* [Work to complete]
Go through the listing and copy each line with the string "empiretraining".

(Stored records)
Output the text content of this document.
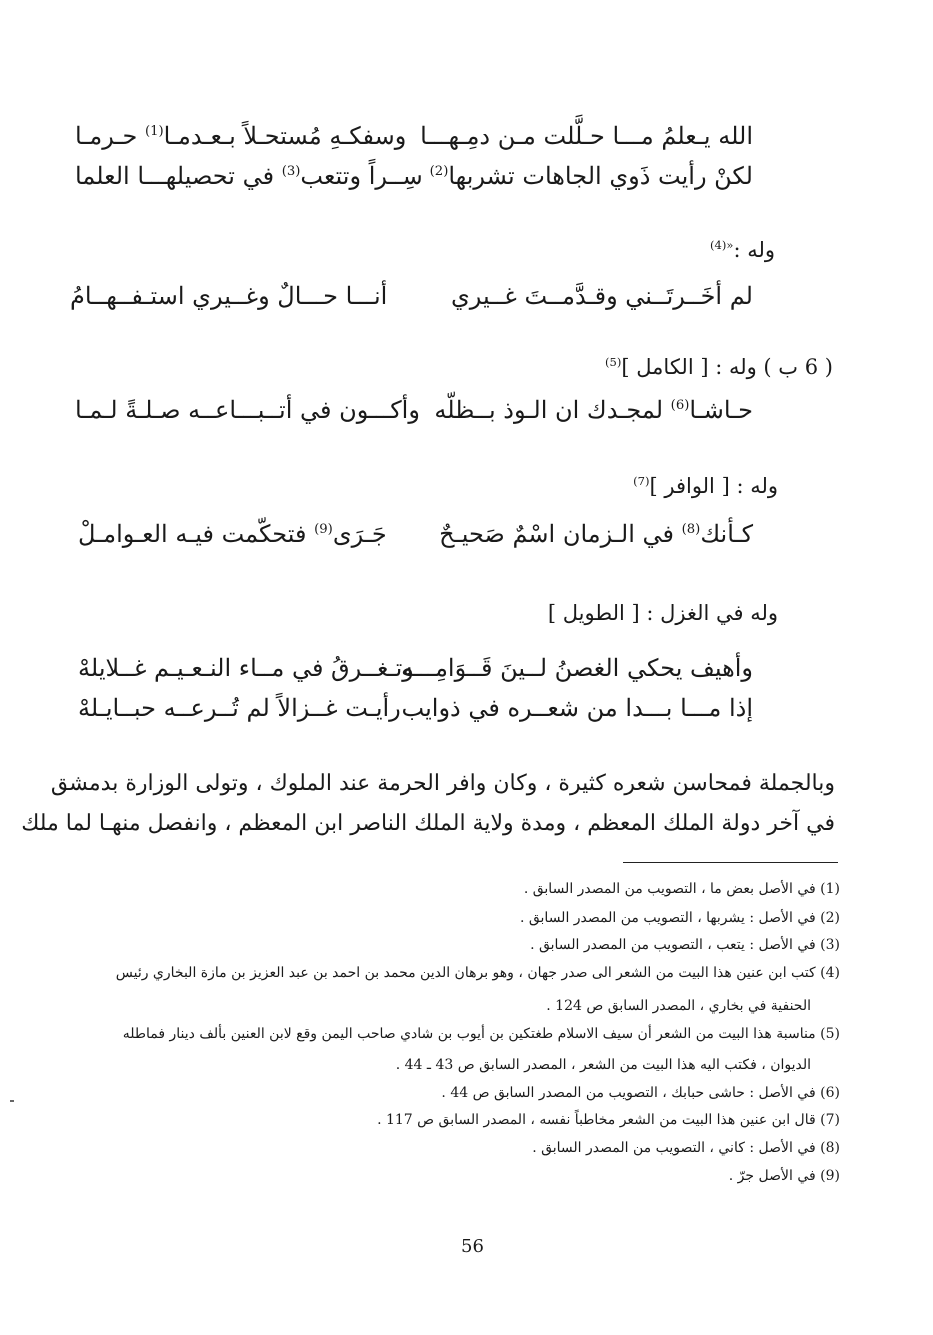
الله يـعلمُ مـــا حـلَّلت مـن دمِـهـــا
وسفكـهِ مُستحـلاً بـعـدمـا$^{(1)}$ حـرمـا
لكنْ رأيت ذَوي الجاهات تشربها$^{(2)}$
سِــراً وتتعب$^{(3)}$ في تحصيلهـــا العلما
وله :$^{«(4)}$
لم أخَــرتَــني وقـدَّمــتَ غــيري
أنـــا حـــالٌ وغــيري استـفــهــامُ
( 6 ب ) وله : [ الكامل ]$^{(5)}$
حـاشـا$^{(6)}$ لمجـدك ان الـوذ بــظلّه
وأكـــون في أتــبـــاعــه صـلـةً لـمـا
وله : [ الوافر ]$^{(7)}$
كـأنك$^{(8)}$ في الـزمان اسْمٌ صَحيـحٌ
جَـرَى$^{(9)}$ فتحكّمت فيـه العـوامـلْ
وله في الغزل : [ الطويل ]
وأهيف يحكي الغصنُ لــينَ قَــوَامِـــه
وتـغــرقُ في مــاء النـعـيـم غــلايلهْ
إذا مـــا بـــدا من شعــره في ذوايب
رأيـت غــزالاً لم تُــرعــه حبــايـلهْ
وبالجملة فمحاسن شعره كثيرة ، وكان وافر الحرمة عند الملوك ، وتولى الوزارة بدمشق
في آخر دولة الملك المعظم ، ومدة ولاية الملك الناصر ابن المعظم ، وانفصل منهـا لما ملك
(1) في الأصل بعض ما ، التصويب من المصدر السابق .
(2) في الأصل : يشربها ، التصويب من المصدر السابق .
(3) في الأصل : يتعب ، التصويب من المصدر السابق .
(4) كتب ابن عنين هذا البيت من الشعر الى صدر جهان ، وهو برهان الدين محمد بن احمد بن عبد العزيز بن مازة البخاري رئيس
الحنفية في بخاري ، المصدر السابق ص 124 .
(5) مناسبة هذا البيت من الشعر أن سيف الاسلام طغتكين بن أيوب بن شادي صاحب اليمن وقع لابن العنين بألف دينار فماطله
الديوان ، فكتب اليه هذا البيت من الشعر ، المصدر السابق ص 43 ـ 44 .
(6) في الأصل : حاشى حبابك ، التصويب من المصدر السابق ص 44 .
(7) قال ابن عنين هذا البيت من الشعر مخاطباً نفسه ، المصدر السابق ص 117 .
(8) في الأصل : كاني ، التصويب من المصدر السابق .
(9) في الأصل جرّ .
56
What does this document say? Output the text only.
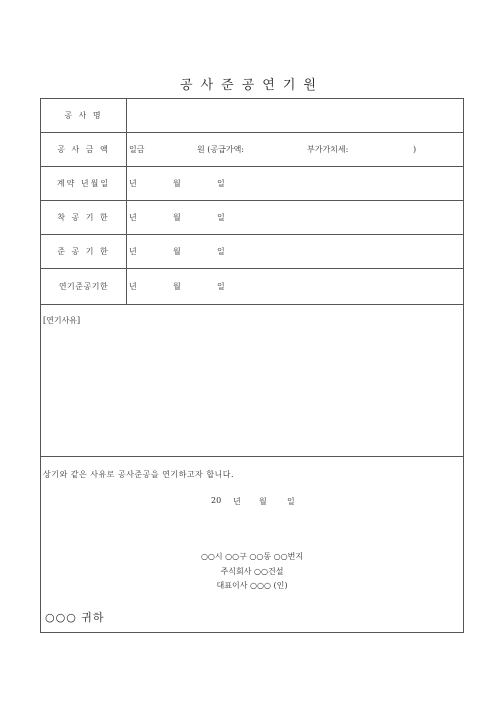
공사준공연기원
공 사 명
공 사 금 액	일금	원 (공급가액:	부가가치세:	)
계약 년월일	년	월	일
착 공 기 한	년	월	일
준 공 기 한	년	월	일
연기준공기한	년	월	일
[연기사유]
상기와 같은 사유로 공사준공을 연기하고자 합니다.
20 년 월	일
○○시 ○○구 ○○동 ○○번지
주식회사 ○○건설
대표이사 ○○○ (인)
○○○ 귀하
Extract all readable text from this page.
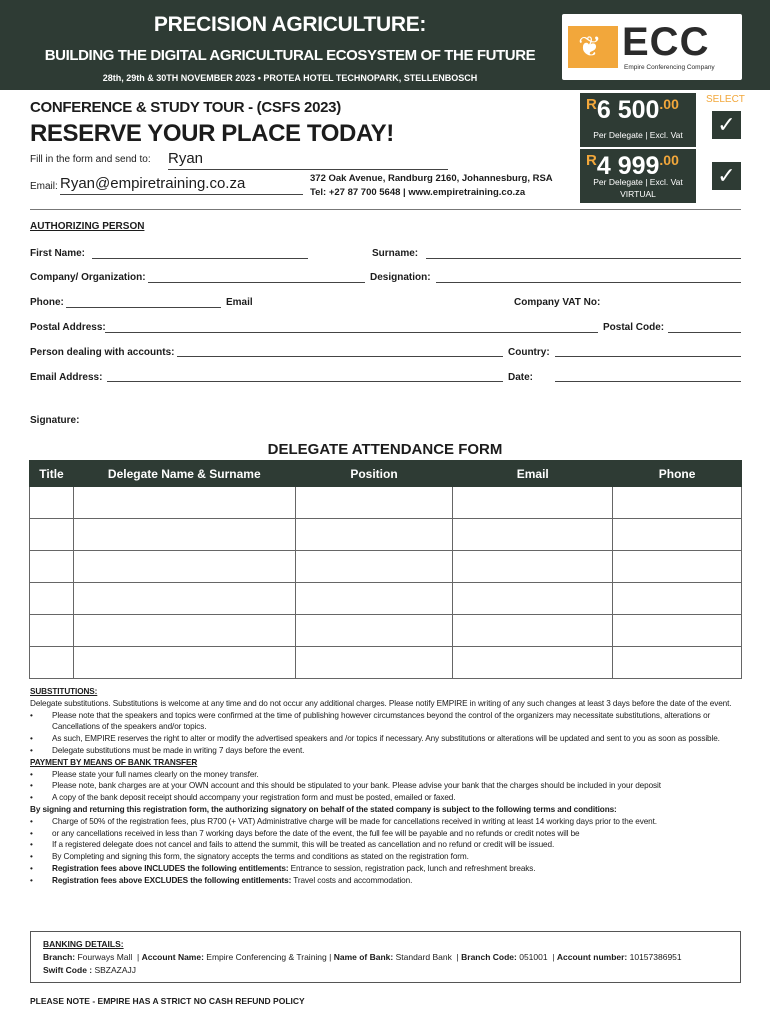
PRECISION AGRICULTURE:
BUILDING THE DIGITAL AGRICULTURAL ECOSYSTEM OF THE FUTURE
28th, 29th & 30TH NOVEMBER 2023 • PROTEA HOTEL TECHNOPARK, STELLENBOSCH
❦ ECC
Empire Conferencing Company
CONFERENCE & STUDY TOUR - (CSFS 2023)
RESERVE YOUR PLACE TODAY!
Fill in the form and send to: Ryan
Email: Ryan@empiretraining.co.za	372 Oak Avenue, Randburg 2160, Johannesburg, RSA
Tel: +27 87 700 5648 | www.empiretraining.co.za
SELECT
$^R$6 $500^{.00}$
Per Delegate | Excl. Vat	✓
$^R$4 $999^{.00}$
Per Delegate | Excl. Vat
VIRTUAL
✓
AUTHORIZING PERSON
First Name:	Surname:
Company/ Organization:	Designation:
Phone:	Email	Company VAT No:
Postal Address:	Postal Code:
Person dealing with accounts:	Country:
Email Address:	Date:
Signature:
DELEGATE ATTENDANCE FORM
Title	Delegate Name & Surname	Position	Email	Phone

SUBSTITUTIONS:
Delegate substitutions. Substitutions is welcome at any time and do not occur any additional charges. Please notify EMPIRE in writing of any such changes at least 3 days before the date of the event.
• Please note that the speakers and topics were confirmed at the time of publishing however circumstances beyond the control of the organizers may necessitate substitutions, alterations or Cancellations of the speakers and/or topics.
• As such, EMPIRE reserves the right to alter or modify the advertised speakers and /or topics if necessary. Any substitutions or alterations will be updated and sent to you as soon as possible.
• Delegate substitutions must be made in writing 7 days before the event.
PAYMENT BY MEANS OF BANK TRANSFER
• Please state your full names clearly on the money transfer.
• Please note, bank charges are at your OWN account and this should be stipulated to your bank. Please advise your bank that the charges should be included in your deposit
• A copy of the bank deposit receipt should accompany your registration form and must be posted, emailed or faxed.
By signing and returning this registration form, the authorizing signatory on behalf of the stated company is subject to the following terms and conditions:
• Charge of 50% of the registration fees, plus R700 (+ VAT) Administrative charge will be made for cancellations received in writing at least 14 working days prior to the event.
• or any cancellations received in less than 7 working days before the date of the event, the full fee will be payable and no refunds or credit notes will be
• If a registered delegate does not cancel and fails to attend the summit, this will be treated as cancellation and no refund or credit will be issued.
• By Completing and signing this form, the signatory accepts the terms and conditions as stated on the registration form.
• Registration fees above INCLUDES the following entitlements: Entrance to session, registration pack, lunch and refreshment breaks.
• Registration fees above EXCLUDES the following entitlements: Travel costs and accommodation.
BANKING DETAILS:
Branch: Fourways Mall  | Account Name: Empire Conferencing & Training | Name of Bank: Standard Bank  | Branch Code: 051001  | Account number: 10157386951
Swift Code : SBZAZAJJ
PLEASE NOTE - EMPIRE HAS A STRICT NO CASH REFUND POLICY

* [Response below]
Email: Ryan@empiretraining.co.za	372 Oak Avenue, Randburg 2160, Johannesburg, RSA
Tel: +27 87 700 5648 | www.empiretraining.co.za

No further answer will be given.